**DESCRIPTION OF THE TASK**. Return each line containing "こども誰でも通園制度".

**DATASET RECORDS**.
= = = =

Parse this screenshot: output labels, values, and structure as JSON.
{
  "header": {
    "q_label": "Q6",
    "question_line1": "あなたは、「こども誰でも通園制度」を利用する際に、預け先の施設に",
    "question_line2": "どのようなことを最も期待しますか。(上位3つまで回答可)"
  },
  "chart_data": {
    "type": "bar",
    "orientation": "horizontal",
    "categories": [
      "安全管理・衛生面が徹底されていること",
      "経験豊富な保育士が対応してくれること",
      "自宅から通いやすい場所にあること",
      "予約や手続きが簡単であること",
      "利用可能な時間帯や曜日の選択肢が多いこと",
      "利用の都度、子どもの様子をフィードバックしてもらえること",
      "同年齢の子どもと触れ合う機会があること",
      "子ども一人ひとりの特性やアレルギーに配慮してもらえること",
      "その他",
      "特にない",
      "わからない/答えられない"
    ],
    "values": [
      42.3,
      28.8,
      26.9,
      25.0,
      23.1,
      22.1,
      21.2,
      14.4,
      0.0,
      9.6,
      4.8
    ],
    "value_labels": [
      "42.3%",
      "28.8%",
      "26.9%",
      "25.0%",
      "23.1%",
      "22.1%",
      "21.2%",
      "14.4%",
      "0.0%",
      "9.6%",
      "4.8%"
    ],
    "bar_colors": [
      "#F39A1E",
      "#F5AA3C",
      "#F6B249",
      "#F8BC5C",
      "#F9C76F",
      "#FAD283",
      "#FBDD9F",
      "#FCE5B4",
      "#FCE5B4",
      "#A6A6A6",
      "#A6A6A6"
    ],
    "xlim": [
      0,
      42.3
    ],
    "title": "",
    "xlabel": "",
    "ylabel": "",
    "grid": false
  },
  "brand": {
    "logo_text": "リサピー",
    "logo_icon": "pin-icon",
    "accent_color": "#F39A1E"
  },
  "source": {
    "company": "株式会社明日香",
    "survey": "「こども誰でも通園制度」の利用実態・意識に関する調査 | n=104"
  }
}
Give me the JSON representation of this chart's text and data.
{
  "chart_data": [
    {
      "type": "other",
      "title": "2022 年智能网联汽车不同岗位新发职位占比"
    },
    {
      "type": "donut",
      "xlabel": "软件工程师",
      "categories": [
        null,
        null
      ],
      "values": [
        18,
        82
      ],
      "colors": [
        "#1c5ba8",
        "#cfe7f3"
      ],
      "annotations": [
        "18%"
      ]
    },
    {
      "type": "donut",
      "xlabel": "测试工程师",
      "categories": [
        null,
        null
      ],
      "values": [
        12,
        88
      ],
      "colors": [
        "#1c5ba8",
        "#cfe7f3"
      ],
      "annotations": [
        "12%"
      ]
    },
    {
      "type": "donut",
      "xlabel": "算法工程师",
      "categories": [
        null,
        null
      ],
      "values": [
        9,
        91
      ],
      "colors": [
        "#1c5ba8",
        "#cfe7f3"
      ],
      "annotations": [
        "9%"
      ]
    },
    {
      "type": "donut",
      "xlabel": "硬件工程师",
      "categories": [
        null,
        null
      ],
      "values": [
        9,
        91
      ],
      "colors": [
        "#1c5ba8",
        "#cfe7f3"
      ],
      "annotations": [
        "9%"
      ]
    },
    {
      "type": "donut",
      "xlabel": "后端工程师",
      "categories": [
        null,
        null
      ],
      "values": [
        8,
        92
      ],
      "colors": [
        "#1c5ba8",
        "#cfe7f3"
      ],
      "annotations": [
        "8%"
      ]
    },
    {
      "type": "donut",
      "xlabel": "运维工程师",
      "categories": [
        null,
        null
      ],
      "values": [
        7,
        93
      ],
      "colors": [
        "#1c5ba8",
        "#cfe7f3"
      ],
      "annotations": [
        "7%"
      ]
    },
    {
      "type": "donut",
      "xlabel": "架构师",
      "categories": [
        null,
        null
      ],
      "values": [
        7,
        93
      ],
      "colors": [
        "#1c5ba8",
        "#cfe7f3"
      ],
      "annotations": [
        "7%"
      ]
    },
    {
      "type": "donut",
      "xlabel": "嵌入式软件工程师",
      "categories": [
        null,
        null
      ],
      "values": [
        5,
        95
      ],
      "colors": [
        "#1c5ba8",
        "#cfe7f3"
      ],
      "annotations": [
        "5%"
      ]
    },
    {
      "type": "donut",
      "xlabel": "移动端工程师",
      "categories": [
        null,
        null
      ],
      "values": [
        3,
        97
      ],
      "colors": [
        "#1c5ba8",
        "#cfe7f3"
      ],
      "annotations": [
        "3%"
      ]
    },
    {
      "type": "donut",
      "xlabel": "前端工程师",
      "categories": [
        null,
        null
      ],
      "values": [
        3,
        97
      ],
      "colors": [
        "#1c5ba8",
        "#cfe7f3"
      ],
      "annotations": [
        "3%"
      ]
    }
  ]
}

= = = =

**THE RESPONSE**.
    "question_line1": "あなたは、「こども誰でも通園制度」を利用する際に、預け先の施設に",
    "survey": "「こども誰でも通園制度」の利用実態・意識に関する調査 | n=104"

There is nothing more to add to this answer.